● What is required
Examine the entries and show every line in which the word "Nowy" is found.

(Collected data entries)
==========

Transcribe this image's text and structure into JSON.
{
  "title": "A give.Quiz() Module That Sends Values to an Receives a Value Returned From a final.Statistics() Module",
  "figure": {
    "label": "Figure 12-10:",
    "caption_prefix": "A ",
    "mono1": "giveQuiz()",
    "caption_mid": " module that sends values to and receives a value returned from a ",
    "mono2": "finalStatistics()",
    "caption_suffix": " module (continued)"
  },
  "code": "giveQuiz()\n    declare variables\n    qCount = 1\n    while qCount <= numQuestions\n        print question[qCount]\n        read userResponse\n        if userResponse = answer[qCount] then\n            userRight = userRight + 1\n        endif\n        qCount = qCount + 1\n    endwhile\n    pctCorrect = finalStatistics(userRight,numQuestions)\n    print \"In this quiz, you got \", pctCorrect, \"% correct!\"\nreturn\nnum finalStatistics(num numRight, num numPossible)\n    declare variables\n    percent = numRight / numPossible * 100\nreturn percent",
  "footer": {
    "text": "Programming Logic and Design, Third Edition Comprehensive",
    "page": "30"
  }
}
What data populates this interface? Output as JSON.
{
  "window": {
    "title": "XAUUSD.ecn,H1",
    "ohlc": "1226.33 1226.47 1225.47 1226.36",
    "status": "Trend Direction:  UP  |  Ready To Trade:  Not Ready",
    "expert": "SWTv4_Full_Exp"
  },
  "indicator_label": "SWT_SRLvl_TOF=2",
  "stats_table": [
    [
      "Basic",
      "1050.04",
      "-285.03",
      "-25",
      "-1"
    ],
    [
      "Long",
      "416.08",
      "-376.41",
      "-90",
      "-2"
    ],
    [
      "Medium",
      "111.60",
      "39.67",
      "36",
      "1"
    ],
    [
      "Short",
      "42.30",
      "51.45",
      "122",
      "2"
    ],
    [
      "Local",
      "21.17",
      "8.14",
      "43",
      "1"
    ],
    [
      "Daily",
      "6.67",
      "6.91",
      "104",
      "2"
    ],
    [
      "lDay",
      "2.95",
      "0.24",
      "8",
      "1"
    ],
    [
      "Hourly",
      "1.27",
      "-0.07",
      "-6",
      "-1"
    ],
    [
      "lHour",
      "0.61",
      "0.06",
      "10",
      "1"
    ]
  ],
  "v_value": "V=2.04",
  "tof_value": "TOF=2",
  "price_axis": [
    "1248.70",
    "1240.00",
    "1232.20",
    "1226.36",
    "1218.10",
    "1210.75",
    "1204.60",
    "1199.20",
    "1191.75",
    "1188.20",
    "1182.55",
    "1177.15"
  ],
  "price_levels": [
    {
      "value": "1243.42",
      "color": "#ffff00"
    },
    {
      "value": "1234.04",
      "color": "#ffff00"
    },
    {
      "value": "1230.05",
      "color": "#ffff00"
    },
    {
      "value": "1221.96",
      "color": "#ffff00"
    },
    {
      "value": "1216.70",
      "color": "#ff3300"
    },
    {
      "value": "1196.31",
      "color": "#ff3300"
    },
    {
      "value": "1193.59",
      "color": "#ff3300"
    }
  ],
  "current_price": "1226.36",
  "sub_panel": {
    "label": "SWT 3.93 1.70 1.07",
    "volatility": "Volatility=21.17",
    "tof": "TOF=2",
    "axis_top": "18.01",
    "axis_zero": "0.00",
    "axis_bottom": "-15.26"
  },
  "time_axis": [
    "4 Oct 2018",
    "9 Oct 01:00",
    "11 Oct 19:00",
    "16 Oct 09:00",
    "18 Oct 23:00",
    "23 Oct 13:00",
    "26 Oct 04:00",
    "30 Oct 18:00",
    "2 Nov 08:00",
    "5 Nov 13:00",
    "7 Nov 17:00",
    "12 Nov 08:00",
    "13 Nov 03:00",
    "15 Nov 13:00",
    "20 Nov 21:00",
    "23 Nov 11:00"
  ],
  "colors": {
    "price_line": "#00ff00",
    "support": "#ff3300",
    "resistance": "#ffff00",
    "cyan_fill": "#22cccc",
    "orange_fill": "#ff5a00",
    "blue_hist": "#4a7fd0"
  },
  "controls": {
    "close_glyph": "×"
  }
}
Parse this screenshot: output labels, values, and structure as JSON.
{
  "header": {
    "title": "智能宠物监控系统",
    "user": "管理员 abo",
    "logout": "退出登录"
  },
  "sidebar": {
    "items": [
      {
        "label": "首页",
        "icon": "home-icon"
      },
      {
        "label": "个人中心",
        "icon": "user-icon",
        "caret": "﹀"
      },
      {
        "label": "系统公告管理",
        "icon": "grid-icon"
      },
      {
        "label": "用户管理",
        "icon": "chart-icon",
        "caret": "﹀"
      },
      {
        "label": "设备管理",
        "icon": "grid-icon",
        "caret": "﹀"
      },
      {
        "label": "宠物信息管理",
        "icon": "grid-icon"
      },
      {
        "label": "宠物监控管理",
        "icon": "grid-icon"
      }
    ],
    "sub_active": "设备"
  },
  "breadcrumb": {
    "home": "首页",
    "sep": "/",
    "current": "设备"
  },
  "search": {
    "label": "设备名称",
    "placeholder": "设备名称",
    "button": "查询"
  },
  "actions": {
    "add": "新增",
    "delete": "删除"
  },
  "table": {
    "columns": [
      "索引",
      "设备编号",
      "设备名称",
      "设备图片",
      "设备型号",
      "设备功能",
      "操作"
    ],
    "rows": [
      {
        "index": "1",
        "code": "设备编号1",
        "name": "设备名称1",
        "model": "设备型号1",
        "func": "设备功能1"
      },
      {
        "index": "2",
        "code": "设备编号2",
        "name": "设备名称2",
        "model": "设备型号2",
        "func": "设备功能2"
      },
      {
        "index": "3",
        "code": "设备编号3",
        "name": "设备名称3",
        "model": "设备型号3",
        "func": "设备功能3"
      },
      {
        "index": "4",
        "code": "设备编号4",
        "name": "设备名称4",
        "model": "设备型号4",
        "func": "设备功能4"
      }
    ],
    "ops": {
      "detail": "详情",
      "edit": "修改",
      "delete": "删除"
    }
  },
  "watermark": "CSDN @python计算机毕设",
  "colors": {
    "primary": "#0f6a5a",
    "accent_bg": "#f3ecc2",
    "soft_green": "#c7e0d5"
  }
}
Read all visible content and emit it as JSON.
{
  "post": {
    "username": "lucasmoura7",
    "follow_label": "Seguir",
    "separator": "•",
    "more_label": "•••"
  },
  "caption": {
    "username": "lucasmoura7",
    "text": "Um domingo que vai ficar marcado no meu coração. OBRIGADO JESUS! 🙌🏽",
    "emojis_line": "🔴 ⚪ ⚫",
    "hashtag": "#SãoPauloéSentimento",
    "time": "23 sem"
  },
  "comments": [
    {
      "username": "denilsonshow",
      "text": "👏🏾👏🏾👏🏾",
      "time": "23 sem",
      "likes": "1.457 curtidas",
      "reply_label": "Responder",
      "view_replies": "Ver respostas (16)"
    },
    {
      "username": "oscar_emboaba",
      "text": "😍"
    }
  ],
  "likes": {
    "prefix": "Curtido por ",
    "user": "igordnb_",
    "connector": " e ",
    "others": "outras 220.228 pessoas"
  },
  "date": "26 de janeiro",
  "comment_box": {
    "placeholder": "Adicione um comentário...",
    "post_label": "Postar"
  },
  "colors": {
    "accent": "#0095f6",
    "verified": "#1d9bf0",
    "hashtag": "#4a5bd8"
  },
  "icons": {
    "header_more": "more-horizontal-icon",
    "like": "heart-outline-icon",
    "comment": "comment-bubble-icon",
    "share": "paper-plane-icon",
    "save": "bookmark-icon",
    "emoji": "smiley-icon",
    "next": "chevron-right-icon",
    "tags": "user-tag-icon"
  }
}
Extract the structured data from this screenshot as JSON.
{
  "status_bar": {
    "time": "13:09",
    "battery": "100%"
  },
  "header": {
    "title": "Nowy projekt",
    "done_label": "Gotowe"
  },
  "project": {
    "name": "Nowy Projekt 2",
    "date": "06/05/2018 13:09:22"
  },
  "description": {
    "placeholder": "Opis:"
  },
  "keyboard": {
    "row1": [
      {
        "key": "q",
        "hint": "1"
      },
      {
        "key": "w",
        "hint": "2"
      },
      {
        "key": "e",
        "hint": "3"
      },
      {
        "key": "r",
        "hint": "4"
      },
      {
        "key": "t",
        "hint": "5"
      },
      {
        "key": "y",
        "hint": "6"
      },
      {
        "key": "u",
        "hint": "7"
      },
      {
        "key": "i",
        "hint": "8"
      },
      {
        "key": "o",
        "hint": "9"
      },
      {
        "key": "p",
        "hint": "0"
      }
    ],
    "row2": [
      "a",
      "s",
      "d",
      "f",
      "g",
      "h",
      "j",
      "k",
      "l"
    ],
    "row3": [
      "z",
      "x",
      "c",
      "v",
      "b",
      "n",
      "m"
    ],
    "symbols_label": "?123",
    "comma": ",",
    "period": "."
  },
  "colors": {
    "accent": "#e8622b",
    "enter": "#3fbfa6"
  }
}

==========

● Response below
    "title": "Nowy projekt",
    "name": "Nowy Projekt 2",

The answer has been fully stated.